Fragmento de lectura:
+ + + +
Este crecimiento no es menor en otras empresas.

 

La francesa Dreyfus pasó del puesto N° 24 al puesto N° 7, siendo la empresa que más facturó en Argentina. Triplicó su facturación: llegó a 250.600 millones de pesos.

 

En el puesto N° 8 está la empresa estadounidense Cargill que venía de estar en el puesto N°15, subiendo 7 escalones. Casi duplicó su facturación, llegando a 240.782 millones de pesos.

 

La estadounidense ADM  Agro se mantuvo en el puesto N°17 con una facturación de 168.101 millones de pesos.

 

La empresa Viterra Argentina, ex Glencore, pasó del puesto N°28 al puesto N° 21. Esto es Glencore a través de Oleaginosa Moreno, que fueron socios en la estafa a los argentinos con Vicentín a través de su sociedad en la empresa Renova. Como denunció Carlos del Frade sobre Vicentín, veintisiete personas, ocho de ellas directivos de la empresa y diecinueve integrantes del Banco de la Nación y del Banco Central de la República Argentina, entre agosto de 2019 y enero de 2020, a través de 1.418 transferencias bancarias, les robaron al pueblo 791 millones de dólares. Eso ya está comprobado en las causas penales que se mueven en forma paralela al extraño y curioso concurso preventivo de acreedores.
+ + + +
(Registros tomados de un conjunto de datos)
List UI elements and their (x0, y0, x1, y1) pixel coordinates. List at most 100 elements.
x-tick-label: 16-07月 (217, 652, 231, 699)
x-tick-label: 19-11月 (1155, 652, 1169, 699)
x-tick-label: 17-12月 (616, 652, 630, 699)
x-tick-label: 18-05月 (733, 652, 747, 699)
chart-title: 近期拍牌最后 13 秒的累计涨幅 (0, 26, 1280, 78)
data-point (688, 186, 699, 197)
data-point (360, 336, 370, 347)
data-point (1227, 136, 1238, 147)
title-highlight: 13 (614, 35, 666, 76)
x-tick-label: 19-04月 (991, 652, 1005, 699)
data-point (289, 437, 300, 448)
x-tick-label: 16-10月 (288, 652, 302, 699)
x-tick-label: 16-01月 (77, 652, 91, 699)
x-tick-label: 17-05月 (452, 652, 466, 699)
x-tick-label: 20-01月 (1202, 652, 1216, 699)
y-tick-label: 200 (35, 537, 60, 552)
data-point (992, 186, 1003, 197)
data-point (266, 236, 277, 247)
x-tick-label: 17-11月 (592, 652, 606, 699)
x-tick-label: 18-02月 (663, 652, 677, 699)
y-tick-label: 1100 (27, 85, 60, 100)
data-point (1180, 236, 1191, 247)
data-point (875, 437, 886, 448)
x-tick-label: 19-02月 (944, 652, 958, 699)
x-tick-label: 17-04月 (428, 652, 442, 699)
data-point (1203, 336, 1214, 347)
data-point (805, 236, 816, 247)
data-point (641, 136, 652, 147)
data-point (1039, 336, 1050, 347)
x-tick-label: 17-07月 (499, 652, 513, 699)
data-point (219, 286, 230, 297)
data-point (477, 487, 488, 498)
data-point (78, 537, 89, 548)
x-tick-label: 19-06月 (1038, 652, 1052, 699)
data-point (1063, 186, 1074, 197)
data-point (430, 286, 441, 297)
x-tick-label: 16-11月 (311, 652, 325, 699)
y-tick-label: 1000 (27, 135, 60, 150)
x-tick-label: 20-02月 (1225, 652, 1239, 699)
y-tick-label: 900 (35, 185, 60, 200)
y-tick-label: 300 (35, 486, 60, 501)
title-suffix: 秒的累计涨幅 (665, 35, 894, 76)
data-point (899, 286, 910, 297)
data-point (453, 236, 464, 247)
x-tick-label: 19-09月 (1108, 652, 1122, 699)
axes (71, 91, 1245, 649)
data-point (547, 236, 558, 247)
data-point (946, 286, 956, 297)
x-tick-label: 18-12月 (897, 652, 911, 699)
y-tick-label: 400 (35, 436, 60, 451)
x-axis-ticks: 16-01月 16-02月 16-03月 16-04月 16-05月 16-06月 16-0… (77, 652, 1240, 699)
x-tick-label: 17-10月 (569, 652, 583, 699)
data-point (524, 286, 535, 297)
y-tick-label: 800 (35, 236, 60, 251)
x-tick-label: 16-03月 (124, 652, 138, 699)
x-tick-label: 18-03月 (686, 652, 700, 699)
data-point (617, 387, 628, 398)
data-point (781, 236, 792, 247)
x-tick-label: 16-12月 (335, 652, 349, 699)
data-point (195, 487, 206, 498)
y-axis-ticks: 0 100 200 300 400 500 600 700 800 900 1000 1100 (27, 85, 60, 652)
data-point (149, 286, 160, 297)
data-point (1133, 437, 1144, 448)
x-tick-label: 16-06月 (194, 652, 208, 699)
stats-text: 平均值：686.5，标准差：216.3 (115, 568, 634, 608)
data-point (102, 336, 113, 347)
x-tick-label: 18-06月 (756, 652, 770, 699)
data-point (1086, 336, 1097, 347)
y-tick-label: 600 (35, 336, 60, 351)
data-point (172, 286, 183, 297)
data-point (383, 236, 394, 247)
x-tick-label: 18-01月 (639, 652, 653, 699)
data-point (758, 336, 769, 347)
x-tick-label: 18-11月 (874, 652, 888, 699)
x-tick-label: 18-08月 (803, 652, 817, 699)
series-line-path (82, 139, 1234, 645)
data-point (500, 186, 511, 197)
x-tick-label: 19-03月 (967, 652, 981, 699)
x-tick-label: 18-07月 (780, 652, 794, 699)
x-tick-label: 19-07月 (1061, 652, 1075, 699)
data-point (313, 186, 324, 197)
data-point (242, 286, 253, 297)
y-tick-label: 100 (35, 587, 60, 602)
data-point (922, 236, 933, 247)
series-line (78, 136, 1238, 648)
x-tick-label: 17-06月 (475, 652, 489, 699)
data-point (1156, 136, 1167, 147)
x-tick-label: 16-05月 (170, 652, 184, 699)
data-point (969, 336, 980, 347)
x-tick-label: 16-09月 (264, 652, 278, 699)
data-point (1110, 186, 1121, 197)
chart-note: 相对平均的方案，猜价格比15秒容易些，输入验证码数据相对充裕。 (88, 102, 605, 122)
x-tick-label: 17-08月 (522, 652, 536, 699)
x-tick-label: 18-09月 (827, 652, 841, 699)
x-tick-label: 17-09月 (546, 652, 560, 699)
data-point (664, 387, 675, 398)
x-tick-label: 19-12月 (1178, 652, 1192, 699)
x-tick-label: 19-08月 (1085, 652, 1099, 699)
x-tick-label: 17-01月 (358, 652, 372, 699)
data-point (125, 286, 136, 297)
+ + + +
Tareas y ejercicios:
a. Según el fragmento sobre la facturación de las empresas, ¿cuánto llegó a facturar Cargill?
b. Indique si cada afirmación concuerda con el fragmento sobre la facturación de las empresas y cite las palabras que lo deciden: (i) ADM Agro conservó el mismo puesto; (ii) Viterra Argentina subió del puesto N° 28 al N° 21; (iii) Dreyfus duplicó su facturación.
c. Transcriba del fragmento sobre la facturación de las empresas el pasaje que empieza con las palabras que contienen "Este crecimiento no" y termina con "168.101 millones de pesos.".

Soluciones:
a. 240.782 millones de pesos.

b.
(i) Sí: "se mantuvo en el puesto N°17".
(ii) Sí: "pasó del puesto N°28 al puesto N° 21".
(iii) No: "Triplicó su facturación".

c.
Este crecimiento no es menor en otras empresas.

 

La francesa Dreyfus pasó del puesto N° 24 al puesto N° 7, siendo la empresa que más facturó en Argentina. Triplicó su facturación: llegó a 250.600 millones de pesos.

 

En el puesto N° 8 está la empresa estadounidense Cargill que venía de estar en el puesto N°15, subiendo 7 escalones. Casi duplicó su facturación, llegando a 240.782 millones de pesos.

 

La estadounidense ADM  Agro se mantuvo en el puesto N°17 con una facturación de 168.101 millones de pesos.